-- start of RECORDS SUPPLIED --

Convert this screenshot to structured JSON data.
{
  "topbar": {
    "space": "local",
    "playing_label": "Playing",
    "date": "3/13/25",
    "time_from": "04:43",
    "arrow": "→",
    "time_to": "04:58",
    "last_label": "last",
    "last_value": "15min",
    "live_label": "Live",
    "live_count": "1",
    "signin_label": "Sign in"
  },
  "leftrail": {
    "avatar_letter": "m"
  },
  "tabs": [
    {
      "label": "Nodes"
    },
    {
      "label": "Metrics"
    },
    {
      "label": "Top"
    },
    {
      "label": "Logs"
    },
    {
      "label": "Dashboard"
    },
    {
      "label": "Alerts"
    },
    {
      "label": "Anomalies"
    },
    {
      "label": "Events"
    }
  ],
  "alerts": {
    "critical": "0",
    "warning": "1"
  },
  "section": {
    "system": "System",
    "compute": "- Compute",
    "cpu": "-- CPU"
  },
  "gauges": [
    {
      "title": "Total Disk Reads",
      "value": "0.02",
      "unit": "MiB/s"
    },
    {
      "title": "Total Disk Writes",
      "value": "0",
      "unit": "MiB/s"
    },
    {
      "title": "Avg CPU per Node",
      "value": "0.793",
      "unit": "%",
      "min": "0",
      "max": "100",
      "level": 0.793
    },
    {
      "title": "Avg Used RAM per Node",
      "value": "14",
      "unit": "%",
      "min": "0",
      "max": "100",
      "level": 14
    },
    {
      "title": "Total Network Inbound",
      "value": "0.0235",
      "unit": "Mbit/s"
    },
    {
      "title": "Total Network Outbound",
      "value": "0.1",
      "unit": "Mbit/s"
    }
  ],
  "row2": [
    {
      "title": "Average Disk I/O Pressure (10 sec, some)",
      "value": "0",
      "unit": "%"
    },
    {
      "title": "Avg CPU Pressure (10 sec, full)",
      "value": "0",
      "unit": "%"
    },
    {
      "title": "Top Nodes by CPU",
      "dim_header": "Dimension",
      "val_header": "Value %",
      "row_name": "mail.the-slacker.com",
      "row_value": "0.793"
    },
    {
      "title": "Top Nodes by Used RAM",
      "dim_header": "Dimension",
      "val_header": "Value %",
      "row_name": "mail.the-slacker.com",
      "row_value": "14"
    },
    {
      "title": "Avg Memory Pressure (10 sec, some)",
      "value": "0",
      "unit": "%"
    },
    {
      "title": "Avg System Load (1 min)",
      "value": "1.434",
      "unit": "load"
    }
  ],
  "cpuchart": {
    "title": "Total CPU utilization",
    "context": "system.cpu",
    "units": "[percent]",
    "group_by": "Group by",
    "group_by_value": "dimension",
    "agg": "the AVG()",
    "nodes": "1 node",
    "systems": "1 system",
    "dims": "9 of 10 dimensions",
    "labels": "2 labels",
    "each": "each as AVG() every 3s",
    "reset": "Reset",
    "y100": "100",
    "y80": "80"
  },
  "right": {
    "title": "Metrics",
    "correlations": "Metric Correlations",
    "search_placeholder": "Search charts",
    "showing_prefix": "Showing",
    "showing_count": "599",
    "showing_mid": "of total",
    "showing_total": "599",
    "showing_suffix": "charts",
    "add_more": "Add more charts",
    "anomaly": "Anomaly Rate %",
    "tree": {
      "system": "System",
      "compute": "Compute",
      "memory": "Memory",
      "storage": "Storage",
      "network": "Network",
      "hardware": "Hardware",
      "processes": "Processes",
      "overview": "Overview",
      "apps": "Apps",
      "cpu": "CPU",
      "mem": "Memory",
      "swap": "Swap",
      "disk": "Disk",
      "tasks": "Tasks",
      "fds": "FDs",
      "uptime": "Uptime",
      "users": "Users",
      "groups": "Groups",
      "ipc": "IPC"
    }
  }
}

-- end of RECORDS SUPPLIED --
-- start of RECORDS SUPPLIED --

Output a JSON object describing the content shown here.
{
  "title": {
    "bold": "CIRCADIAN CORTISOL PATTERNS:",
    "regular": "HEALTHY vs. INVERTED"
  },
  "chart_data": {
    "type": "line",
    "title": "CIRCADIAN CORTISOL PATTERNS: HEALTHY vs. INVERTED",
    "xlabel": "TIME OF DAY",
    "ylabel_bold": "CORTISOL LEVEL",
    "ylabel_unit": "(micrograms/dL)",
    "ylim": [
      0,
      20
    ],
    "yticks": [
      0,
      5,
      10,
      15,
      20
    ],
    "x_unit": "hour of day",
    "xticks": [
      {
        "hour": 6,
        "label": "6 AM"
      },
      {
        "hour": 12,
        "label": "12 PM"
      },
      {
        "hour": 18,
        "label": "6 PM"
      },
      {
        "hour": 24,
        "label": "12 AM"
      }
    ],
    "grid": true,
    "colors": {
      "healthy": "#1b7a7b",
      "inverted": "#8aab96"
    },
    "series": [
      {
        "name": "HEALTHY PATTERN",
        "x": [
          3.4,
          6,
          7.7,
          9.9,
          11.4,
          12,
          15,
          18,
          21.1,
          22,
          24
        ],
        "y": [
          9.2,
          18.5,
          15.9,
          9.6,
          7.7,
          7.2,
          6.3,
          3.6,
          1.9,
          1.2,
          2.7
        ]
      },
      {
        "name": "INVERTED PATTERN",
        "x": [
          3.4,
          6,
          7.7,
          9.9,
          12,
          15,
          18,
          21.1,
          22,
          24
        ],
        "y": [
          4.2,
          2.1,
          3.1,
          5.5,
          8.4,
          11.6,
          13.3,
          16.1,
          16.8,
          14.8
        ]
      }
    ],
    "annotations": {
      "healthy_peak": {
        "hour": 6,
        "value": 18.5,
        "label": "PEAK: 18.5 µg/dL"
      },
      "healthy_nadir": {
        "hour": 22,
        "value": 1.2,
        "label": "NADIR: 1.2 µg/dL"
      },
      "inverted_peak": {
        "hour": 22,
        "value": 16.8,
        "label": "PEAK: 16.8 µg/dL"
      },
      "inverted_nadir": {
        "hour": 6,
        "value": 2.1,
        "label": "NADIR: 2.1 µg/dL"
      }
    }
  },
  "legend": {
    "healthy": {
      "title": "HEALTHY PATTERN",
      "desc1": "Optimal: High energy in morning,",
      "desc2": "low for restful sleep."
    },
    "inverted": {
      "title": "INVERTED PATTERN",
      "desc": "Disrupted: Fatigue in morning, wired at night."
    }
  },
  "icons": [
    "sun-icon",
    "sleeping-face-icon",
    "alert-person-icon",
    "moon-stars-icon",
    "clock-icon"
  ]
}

-- end of RECORDS SUPPLIED --

* **CHALLENGE**: Of the lines above, how many include the word "CORTISOL"? Reply with the number only.

* **FINISHED EXERCISE**: 3